Locate every line in the material below that has the word "hochladen". Copy each of those lines.
--- Start of SOURCE RECORDS ---
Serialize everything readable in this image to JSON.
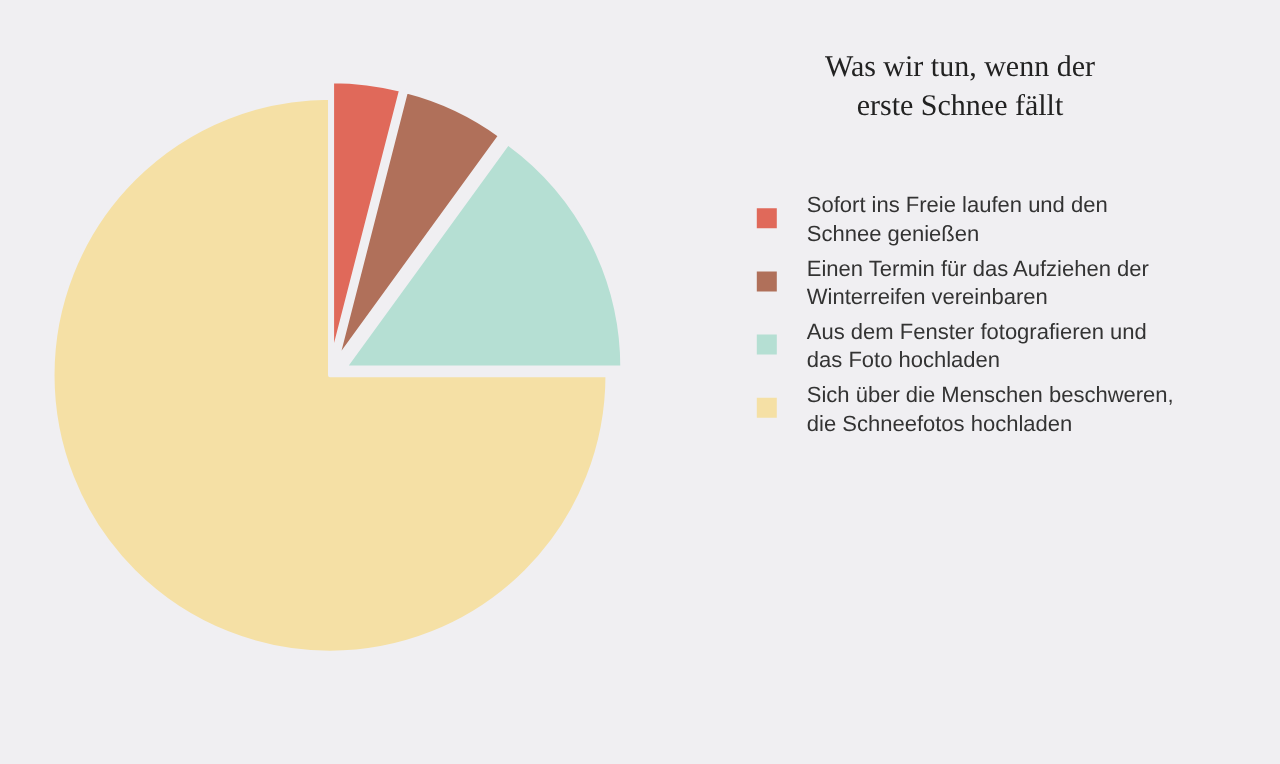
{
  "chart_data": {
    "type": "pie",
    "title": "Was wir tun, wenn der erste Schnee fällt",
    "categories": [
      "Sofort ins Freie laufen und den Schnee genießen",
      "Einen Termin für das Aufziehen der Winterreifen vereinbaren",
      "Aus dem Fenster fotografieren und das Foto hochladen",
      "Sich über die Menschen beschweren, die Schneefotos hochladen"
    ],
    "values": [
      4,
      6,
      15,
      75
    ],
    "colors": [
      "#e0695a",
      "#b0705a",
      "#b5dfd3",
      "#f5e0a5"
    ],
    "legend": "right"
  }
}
--- End of SOURCE RECORDS ---
_WRITTEN ANSWER_:
      "Aus dem Fenster fotografieren und das Foto hochladen",
      "Sich über die Menschen beschweren, die Schneefotos hochladen"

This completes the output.